[A block of data]

────────

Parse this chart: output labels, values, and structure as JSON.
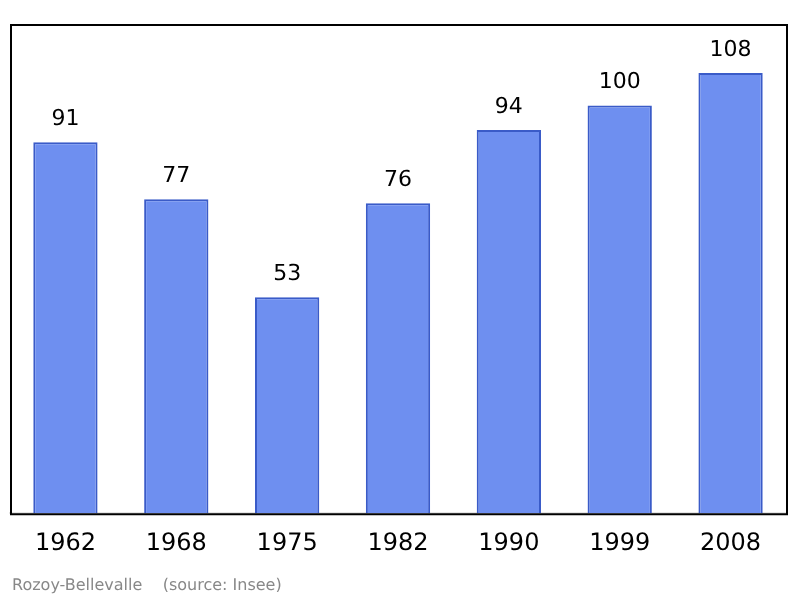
{
  "chart_data": {
    "type": "bar",
    "categories": [
      "1962",
      "1968",
      "1975",
      "1982",
      "1990",
      "1999",
      "2008"
    ],
    "values": [
      91,
      77,
      53,
      76,
      94,
      100,
      108
    ],
    "color": "#6e8ff0",
    "ylim": [
      0,
      120
    ],
    "data_labels": true,
    "grid": false,
    "legend": false,
    "tick_labels": "x",
    "annotations": [
      "Rozoy-Bellevalle    (source: Insee)"
    ]
  }
}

────────

*Instructions for the task*:
Repeat the material above verbatim, with no pictures in the output.

*The output*:
Parse this chart: output labels, values, and structure as JSON.
{
  "chart_data": {
    "type": "bar",
    "categories": [
      "1962",
      "1968",
      "1975",
      "1982",
      "1990",
      "1999",
      "2008"
    ],
    "values": [
      91,
      77,
      53,
      76,
      94,
      100,
      108
    ],
    "color": "#6e8ff0",
    "ylim": [
      0,
      120
    ],
    "data_labels": true,
    "grid": false,
    "legend": false,
    "tick_labels": "x",
    "annotations": [
      "Rozoy-Bellevalle    (source: Insee)"
    ]
  }
}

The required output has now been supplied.